*Goal*: Every line from the one containing "What text is on this page?" through the end of the listing below goes in the output, exactly and without pictures.

*Excerpted data*:
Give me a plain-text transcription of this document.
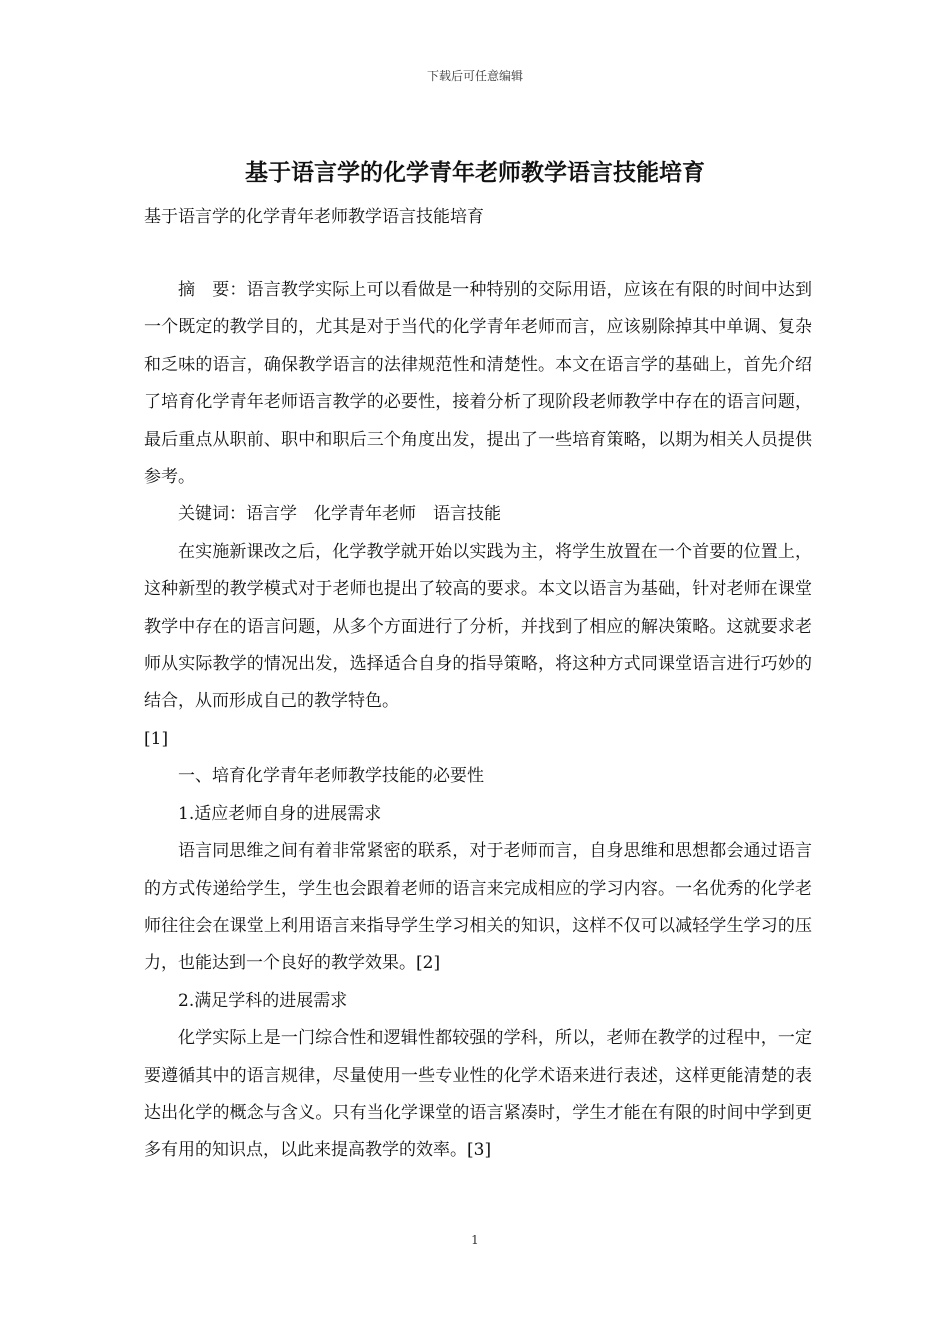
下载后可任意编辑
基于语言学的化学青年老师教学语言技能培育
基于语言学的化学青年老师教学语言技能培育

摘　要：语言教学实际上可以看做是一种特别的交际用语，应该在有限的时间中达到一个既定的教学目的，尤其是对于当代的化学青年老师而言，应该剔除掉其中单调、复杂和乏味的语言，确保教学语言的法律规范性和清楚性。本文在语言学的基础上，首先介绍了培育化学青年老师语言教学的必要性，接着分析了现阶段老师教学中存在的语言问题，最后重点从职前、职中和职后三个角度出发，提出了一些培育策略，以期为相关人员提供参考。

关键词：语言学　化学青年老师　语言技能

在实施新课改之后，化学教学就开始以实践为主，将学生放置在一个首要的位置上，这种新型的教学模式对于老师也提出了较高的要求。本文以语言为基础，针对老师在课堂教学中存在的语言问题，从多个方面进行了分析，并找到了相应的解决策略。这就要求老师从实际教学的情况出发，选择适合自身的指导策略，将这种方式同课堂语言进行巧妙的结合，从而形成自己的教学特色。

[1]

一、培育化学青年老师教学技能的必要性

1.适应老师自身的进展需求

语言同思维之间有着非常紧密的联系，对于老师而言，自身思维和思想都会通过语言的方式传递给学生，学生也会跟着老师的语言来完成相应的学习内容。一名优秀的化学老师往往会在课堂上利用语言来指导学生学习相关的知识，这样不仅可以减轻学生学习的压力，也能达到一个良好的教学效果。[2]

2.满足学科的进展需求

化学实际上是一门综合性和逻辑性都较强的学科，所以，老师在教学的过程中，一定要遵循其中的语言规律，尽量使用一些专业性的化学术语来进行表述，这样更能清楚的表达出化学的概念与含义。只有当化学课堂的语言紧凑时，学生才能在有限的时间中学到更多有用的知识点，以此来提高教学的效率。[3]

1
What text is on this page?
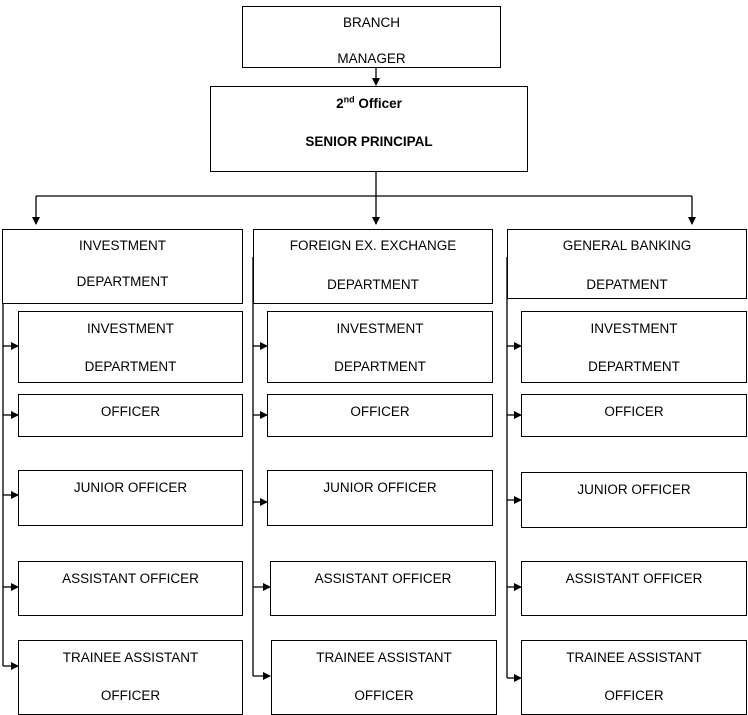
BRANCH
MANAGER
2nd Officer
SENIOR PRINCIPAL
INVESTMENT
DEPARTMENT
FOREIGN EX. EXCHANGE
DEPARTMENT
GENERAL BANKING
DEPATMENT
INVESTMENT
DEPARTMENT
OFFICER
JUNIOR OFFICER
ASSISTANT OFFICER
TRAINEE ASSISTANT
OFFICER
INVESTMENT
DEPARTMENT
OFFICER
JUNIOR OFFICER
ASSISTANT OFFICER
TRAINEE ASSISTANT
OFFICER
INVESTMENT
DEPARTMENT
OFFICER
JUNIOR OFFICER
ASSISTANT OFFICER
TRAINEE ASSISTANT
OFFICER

*The response*:
What text is on this page?
BRANCH
MANAGER
2nd Officer
SENIOR PRINCIPAL
INVESTMENT
DEPARTMENT
FOREIGN EX. EXCHANGE
DEPARTMENT
GENERAL BANKING
DEPATMENT
INVESTMENT
DEPARTMENT
OFFICER
JUNIOR OFFICER
ASSISTANT OFFICER
TRAINEE ASSISTANT
OFFICER
INVESTMENT
DEPARTMENT
OFFICER
JUNIOR OFFICER
ASSISTANT OFFICER
TRAINEE ASSISTANT
OFFICER
INVESTMENT
DEPARTMENT
OFFICER
JUNIOR OFFICER
ASSISTANT OFFICER
TRAINEE ASSISTANT
OFFICER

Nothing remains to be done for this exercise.